**Problem requirements**.
Pictures stay out of the copy; set down each line of the listing below exactly.

**Record list**.
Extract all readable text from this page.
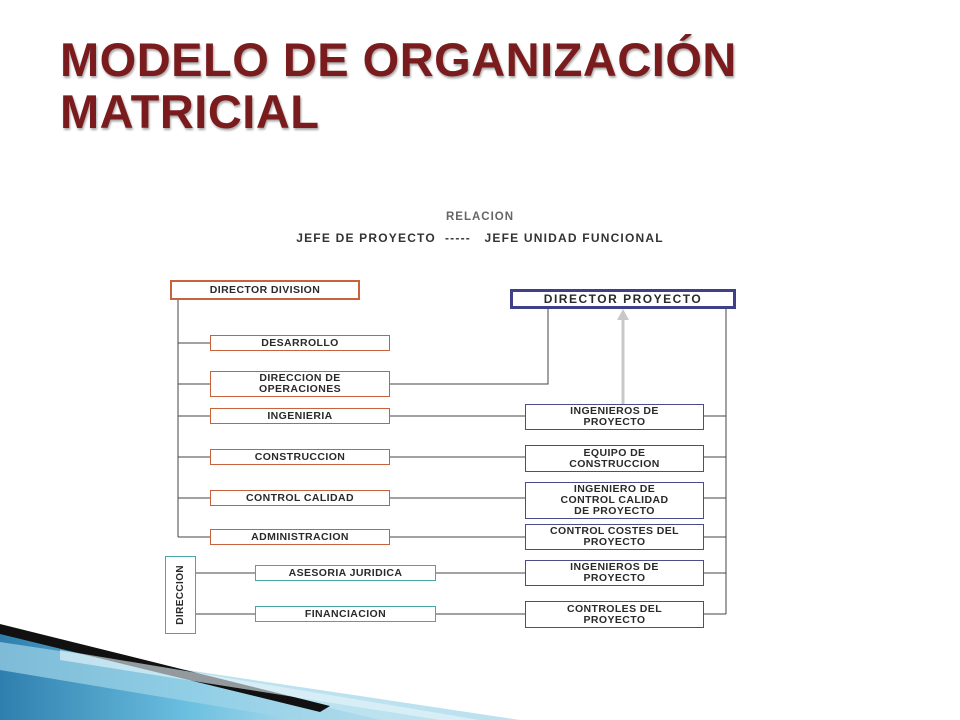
MODELO DE ORGANIZACIÓN MATRICIAL
RELACION
JEFE DE PROYECTO  -----   JEFE UNIDAD FUNCIONAL
DIRECTOR DIVISION
DESARROLLO
DIRECCION DE OPERACIONES
INGENIERIA
CONSTRUCCION
CONTROL CALIDAD
ADMINISTRACION
DIRECCION	ASESORIA JURIDICA
FINANCIACION
DIRECTOR PROYECTO
INGENIEROS DE PROYECTO
EQUIPO DE CONSTRUCCION
INGENIERO DE CONTROL CALIDAD DE PROYECTO
CONTROL COSTES DEL PROYECTO
INGENIEROS DE PROYECTO
CONTROLES DEL PROYECTO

**Output of the exercise**.
Extract all readable text from this page.
MODELO DE ORGANIZACIÓN MATRICIAL
RELACION
JEFE DE PROYECTO  -----   JEFE UNIDAD FUNCIONAL
DIRECTOR DIVISION
DESARROLLO
DIRECCION DE OPERACIONES
INGENIERIA
CONSTRUCCION
CONTROL CALIDAD
ADMINISTRACION
DIRECCION	ASESORIA JURIDICA
FINANCIACION
DIRECTOR PROYECTO
INGENIEROS DE PROYECTO
EQUIPO DE CONSTRUCCION
INGENIERO DE CONTROL CALIDAD DE PROYECTO
CONTROL COSTES DEL PROYECTO
INGENIEROS DE PROYECTO
CONTROLES DEL PROYECTO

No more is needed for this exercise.